* Provided data
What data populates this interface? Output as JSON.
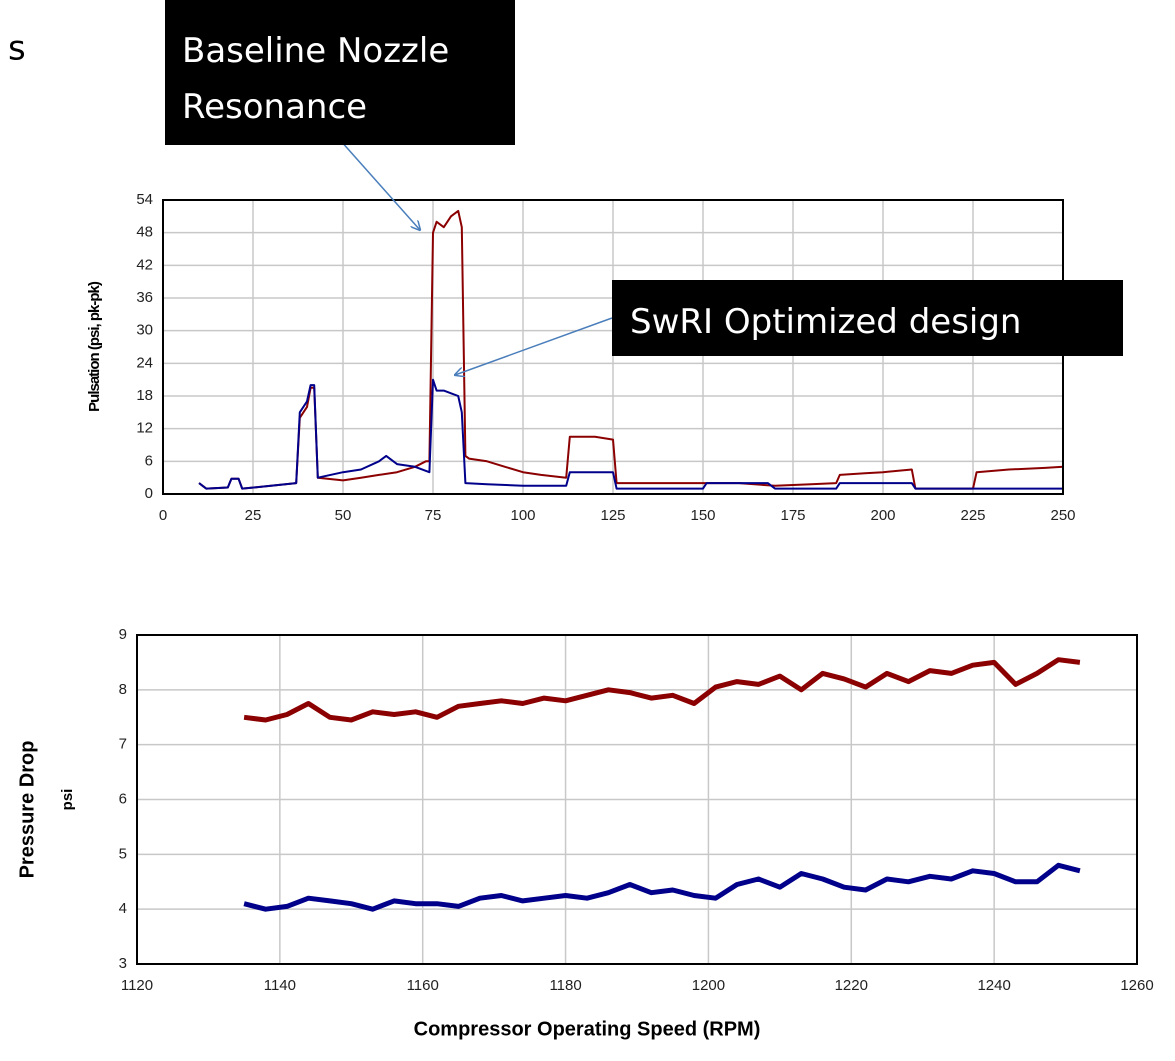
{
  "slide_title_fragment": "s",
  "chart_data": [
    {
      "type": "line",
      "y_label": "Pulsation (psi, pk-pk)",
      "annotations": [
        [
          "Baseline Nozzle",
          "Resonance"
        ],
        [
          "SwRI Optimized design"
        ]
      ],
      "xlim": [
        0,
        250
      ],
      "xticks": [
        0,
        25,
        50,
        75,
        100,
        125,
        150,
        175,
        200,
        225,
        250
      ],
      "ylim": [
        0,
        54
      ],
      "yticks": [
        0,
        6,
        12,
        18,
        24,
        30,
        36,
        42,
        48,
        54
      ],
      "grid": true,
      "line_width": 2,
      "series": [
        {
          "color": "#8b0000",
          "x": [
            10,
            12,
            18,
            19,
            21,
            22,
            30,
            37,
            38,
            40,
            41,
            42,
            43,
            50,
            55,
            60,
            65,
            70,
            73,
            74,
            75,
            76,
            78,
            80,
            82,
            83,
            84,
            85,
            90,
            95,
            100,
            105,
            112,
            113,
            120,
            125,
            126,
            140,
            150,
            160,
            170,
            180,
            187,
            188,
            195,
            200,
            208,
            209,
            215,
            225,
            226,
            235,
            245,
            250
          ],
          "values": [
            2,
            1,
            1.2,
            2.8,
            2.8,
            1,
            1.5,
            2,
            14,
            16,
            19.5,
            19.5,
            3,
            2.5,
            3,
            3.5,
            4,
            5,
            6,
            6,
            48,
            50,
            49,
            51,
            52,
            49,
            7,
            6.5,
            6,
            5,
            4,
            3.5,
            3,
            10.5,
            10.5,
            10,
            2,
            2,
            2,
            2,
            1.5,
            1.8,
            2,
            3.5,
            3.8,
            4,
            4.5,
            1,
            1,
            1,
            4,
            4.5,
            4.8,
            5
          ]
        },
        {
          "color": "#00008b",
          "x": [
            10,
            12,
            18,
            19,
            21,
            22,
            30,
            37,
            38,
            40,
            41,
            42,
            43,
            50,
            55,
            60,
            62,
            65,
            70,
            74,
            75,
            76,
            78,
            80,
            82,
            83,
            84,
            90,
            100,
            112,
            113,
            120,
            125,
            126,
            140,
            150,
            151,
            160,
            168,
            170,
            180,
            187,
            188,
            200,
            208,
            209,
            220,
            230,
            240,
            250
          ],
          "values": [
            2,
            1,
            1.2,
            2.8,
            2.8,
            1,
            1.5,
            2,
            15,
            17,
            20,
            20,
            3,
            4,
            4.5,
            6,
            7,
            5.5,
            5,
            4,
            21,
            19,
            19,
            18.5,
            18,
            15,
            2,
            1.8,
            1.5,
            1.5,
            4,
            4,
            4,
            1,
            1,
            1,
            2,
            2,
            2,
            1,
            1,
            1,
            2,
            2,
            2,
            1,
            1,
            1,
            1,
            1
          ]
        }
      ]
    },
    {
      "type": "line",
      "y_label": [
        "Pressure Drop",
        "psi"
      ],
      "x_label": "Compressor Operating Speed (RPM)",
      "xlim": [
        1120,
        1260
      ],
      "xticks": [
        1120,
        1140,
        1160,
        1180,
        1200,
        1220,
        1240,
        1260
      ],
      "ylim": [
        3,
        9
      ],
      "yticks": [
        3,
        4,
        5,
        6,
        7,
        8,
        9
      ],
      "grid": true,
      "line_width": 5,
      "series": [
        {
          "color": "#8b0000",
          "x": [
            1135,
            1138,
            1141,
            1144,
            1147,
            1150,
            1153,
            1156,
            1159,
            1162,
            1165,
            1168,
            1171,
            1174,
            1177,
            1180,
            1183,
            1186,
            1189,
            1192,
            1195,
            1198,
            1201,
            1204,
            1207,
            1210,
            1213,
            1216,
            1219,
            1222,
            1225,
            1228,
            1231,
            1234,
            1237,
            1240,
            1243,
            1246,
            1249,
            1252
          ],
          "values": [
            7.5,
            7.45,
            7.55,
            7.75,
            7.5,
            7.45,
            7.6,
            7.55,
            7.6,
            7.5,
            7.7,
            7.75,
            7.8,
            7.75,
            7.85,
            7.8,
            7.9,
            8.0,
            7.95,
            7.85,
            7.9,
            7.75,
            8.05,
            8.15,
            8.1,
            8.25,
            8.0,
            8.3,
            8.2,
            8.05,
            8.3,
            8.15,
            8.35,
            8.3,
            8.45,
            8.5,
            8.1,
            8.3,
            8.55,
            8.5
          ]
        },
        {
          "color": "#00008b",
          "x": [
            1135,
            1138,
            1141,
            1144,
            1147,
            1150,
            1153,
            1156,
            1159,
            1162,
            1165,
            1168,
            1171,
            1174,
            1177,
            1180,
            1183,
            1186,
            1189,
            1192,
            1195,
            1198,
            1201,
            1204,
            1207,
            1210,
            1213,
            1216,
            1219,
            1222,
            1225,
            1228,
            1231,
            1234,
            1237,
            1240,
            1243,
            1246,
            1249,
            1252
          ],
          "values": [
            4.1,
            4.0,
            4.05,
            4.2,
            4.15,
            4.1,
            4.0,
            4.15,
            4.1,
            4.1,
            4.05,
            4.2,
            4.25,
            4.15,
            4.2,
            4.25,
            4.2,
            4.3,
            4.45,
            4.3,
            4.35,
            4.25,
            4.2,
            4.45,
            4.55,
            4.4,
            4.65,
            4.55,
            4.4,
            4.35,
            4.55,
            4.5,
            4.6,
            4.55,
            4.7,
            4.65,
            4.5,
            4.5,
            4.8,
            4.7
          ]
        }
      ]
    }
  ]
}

* Task statement
Your task is an exact transcription of all the data, minus the pictures.

* Solution
What data populates this interface? Output as JSON.
{
  "slide_title_fragment": "s",
  "chart_data": [
    {
      "type": "line",
      "y_label": "Pulsation (psi, pk-pk)",
      "annotations": [
        [
          "Baseline Nozzle",
          "Resonance"
        ],
        [
          "SwRI Optimized design"
        ]
      ],
      "xlim": [
        0,
        250
      ],
      "xticks": [
        0,
        25,
        50,
        75,
        100,
        125,
        150,
        175,
        200,
        225,
        250
      ],
      "ylim": [
        0,
        54
      ],
      "yticks": [
        0,
        6,
        12,
        18,
        24,
        30,
        36,
        42,
        48,
        54
      ],
      "grid": true,
      "line_width": 2,
      "series": [
        {
          "color": "#8b0000",
          "x": [
            10,
            12,
            18,
            19,
            21,
            22,
            30,
            37,
            38,
            40,
            41,
            42,
            43,
            50,
            55,
            60,
            65,
            70,
            73,
            74,
            75,
            76,
            78,
            80,
            82,
            83,
            84,
            85,
            90,
            95,
            100,
            105,
            112,
            113,
            120,
            125,
            126,
            140,
            150,
            160,
            170,
            180,
            187,
            188,
            195,
            200,
            208,
            209,
            215,
            225,
            226,
            235,
            245,
            250
          ],
          "values": [
            2,
            1,
            1.2,
            2.8,
            2.8,
            1,
            1.5,
            2,
            14,
            16,
            19.5,
            19.5,
            3,
            2.5,
            3,
            3.5,
            4,
            5,
            6,
            6,
            48,
            50,
            49,
            51,
            52,
            49,
            7,
            6.5,
            6,
            5,
            4,
            3.5,
            3,
            10.5,
            10.5,
            10,
            2,
            2,
            2,
            2,
            1.5,
            1.8,
            2,
            3.5,
            3.8,
            4,
            4.5,
            1,
            1,
            1,
            4,
            4.5,
            4.8,
            5
          ]
        },
        {
          "color": "#00008b",
          "x": [
            10,
            12,
            18,
            19,
            21,
            22,
            30,
            37,
            38,
            40,
            41,
            42,
            43,
            50,
            55,
            60,
            62,
            65,
            70,
            74,
            75,
            76,
            78,
            80,
            82,
            83,
            84,
            90,
            100,
            112,
            113,
            120,
            125,
            126,
            140,
            150,
            151,
            160,
            168,
            170,
            180,
            187,
            188,
            200,
            208,
            209,
            220,
            230,
            240,
            250
          ],
          "values": [
            2,
            1,
            1.2,
            2.8,
            2.8,
            1,
            1.5,
            2,
            15,
            17,
            20,
            20,
            3,
            4,
            4.5,
            6,
            7,
            5.5,
            5,
            4,
            21,
            19,
            19,
            18.5,
            18,
            15,
            2,
            1.8,
            1.5,
            1.5,
            4,
            4,
            4,
            1,
            1,
            1,
            2,
            2,
            2,
            1,
            1,
            1,
            2,
            2,
            2,
            1,
            1,
            1,
            1,
            1
          ]
        }
      ]
    },
    {
      "type": "line",
      "y_label": [
        "Pressure Drop",
        "psi"
      ],
      "x_label": "Compressor Operating Speed (RPM)",
      "xlim": [
        1120,
        1260
      ],
      "xticks": [
        1120,
        1140,
        1160,
        1180,
        1200,
        1220,
        1240,
        1260
      ],
      "ylim": [
        3,
        9
      ],
      "yticks": [
        3,
        4,
        5,
        6,
        7,
        8,
        9
      ],
      "grid": true,
      "line_width": 5,
      "series": [
        {
          "color": "#8b0000",
          "x": [
            1135,
            1138,
            1141,
            1144,
            1147,
            1150,
            1153,
            1156,
            1159,
            1162,
            1165,
            1168,
            1171,
            1174,
            1177,
            1180,
            1183,
            1186,
            1189,
            1192,
            1195,
            1198,
            1201,
            1204,
            1207,
            1210,
            1213,
            1216,
            1219,
            1222,
            1225,
            1228,
            1231,
            1234,
            1237,
            1240,
            1243,
            1246,
            1249,
            1252
          ],
          "values": [
            7.5,
            7.45,
            7.55,
            7.75,
            7.5,
            7.45,
            7.6,
            7.55,
            7.6,
            7.5,
            7.7,
            7.75,
            7.8,
            7.75,
            7.85,
            7.8,
            7.9,
            8.0,
            7.95,
            7.85,
            7.9,
            7.75,
            8.05,
            8.15,
            8.1,
            8.25,
            8.0,
            8.3,
            8.2,
            8.05,
            8.3,
            8.15,
            8.35,
            8.3,
            8.45,
            8.5,
            8.1,
            8.3,
            8.55,
            8.5
          ]
        },
        {
          "color": "#00008b",
          "x": [
            1135,
            1138,
            1141,
            1144,
            1147,
            1150,
            1153,
            1156,
            1159,
            1162,
            1165,
            1168,
            1171,
            1174,
            1177,
            1180,
            1183,
            1186,
            1189,
            1192,
            1195,
            1198,
            1201,
            1204,
            1207,
            1210,
            1213,
            1216,
            1219,
            1222,
            1225,
            1228,
            1231,
            1234,
            1237,
            1240,
            1243,
            1246,
            1249,
            1252
          ],
          "values": [
            4.1,
            4.0,
            4.05,
            4.2,
            4.15,
            4.1,
            4.0,
            4.15,
            4.1,
            4.1,
            4.05,
            4.2,
            4.25,
            4.15,
            4.2,
            4.25,
            4.2,
            4.3,
            4.45,
            4.3,
            4.35,
            4.25,
            4.2,
            4.45,
            4.55,
            4.4,
            4.65,
            4.55,
            4.4,
            4.35,
            4.55,
            4.5,
            4.6,
            4.55,
            4.7,
            4.65,
            4.5,
            4.5,
            4.8,
            4.7
          ]
        }
      ]
    }
  ]
}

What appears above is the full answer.